>> START Material supplied

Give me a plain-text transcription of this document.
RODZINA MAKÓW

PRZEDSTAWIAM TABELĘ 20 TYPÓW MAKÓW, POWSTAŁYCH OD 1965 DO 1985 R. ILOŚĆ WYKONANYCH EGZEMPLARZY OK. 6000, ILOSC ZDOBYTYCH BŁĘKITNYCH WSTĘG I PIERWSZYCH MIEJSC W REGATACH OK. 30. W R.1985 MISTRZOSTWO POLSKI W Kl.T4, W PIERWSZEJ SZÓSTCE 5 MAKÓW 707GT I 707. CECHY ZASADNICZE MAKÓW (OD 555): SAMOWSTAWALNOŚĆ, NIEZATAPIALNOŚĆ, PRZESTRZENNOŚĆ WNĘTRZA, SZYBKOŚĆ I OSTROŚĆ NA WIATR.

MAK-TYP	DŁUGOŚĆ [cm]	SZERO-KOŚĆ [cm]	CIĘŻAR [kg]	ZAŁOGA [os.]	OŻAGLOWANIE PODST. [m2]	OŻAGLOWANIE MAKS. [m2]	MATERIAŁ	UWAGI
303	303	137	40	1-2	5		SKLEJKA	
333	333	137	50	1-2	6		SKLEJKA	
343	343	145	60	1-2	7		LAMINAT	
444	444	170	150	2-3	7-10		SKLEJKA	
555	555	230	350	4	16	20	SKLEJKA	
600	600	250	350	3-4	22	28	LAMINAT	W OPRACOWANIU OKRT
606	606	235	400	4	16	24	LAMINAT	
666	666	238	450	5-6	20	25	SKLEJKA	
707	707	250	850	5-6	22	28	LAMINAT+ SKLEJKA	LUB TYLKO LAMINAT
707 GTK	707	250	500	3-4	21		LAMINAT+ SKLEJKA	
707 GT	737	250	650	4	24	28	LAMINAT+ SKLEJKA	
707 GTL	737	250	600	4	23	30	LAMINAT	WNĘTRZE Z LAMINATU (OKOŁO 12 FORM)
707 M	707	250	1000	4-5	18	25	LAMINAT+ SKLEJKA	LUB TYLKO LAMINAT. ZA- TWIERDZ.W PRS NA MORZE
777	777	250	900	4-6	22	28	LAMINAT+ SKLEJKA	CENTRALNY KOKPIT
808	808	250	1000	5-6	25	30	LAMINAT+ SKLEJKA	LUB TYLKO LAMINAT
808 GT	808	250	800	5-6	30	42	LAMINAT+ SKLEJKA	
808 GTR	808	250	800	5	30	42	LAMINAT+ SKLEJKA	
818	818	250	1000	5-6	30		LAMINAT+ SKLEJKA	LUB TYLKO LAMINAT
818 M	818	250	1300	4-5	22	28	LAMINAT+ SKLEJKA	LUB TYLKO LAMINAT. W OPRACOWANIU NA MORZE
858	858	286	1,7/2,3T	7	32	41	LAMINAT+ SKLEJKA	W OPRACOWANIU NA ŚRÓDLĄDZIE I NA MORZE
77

>> END Material supplied

> Directions for this task
Reproduce the complete data exactly as presented above.

> Full response
Give me a plain-text transcription of this document.
RODZINA MAKÓW

PRZEDSTAWIAM TABELĘ 20 TYPÓW MAKÓW, POWSTAŁYCH OD 1965 DO 1985 R. ILOŚĆ WYKONANYCH EGZEMPLARZY OK. 6000, ILOSC ZDOBYTYCH BŁĘKITNYCH WSTĘG I PIERWSZYCH MIEJSC W REGATACH OK. 30. W R.1985 MISTRZOSTWO POLSKI W Kl.T4, W PIERWSZEJ SZÓSTCE 5 MAKÓW 707GT I 707. CECHY ZASADNICZE MAKÓW (OD 555): SAMOWSTAWALNOŚĆ, NIEZATAPIALNOŚĆ, PRZESTRZENNOŚĆ WNĘTRZA, SZYBKOŚĆ I OSTROŚĆ NA WIATR.

MAK-TYP	DŁUGOŚĆ [cm]	SZERO-KOŚĆ [cm]	CIĘŻAR [kg]	ZAŁOGA [os.]	OŻAGLOWANIE PODST. [m2]	OŻAGLOWANIE MAKS. [m2]	MATERIAŁ	UWAGI
303	303	137	40	1-2	5		SKLEJKA	
333	333	137	50	1-2	6		SKLEJKA	
343	343	145	60	1-2	7		LAMINAT	
444	444	170	150	2-3	7-10		SKLEJKA	
555	555	230	350	4	16	20	SKLEJKA	
600	600	250	350	3-4	22	28	LAMINAT	W OPRACOWANIU OKRT
606	606	235	400	4	16	24	LAMINAT	
666	666	238	450	5-6	20	25	SKLEJKA	
707	707	250	850	5-6	22	28	LAMINAT+ SKLEJKA	LUB TYLKO LAMINAT
707 GTK	707	250	500	3-4	21		LAMINAT+ SKLEJKA	
707 GT	737	250	650	4	24	28	LAMINAT+ SKLEJKA	
707 GTL	737	250	600	4	23	30	LAMINAT	WNĘTRZE Z LAMINATU (OKOŁO 12 FORM)
707 M	707	250	1000	4-5	18	25	LAMINAT+ SKLEJKA	LUB TYLKO LAMINAT. ZA- TWIERDZ.W PRS NA MORZE
777	777	250	900	4-6	22	28	LAMINAT+ SKLEJKA	CENTRALNY KOKPIT
808	808	250	1000	5-6	25	30	LAMINAT+ SKLEJKA	LUB TYLKO LAMINAT
808 GT	808	250	800	5-6	30	42	LAMINAT+ SKLEJKA	
808 GTR	808	250	800	5	30	42	LAMINAT+ SKLEJKA	
818	818	250	1000	5-6	30		LAMINAT+ SKLEJKA	LUB TYLKO LAMINAT
818 M	818	250	1300	4-5	22	28	LAMINAT+ SKLEJKA	LUB TYLKO LAMINAT. W OPRACOWANIU NA MORZE
858	858	286	1,7/2,3T	7	32	41	LAMINAT+ SKLEJKA	W OPRACOWANIU NA ŚRÓDLĄDZIE I NA MORZE
77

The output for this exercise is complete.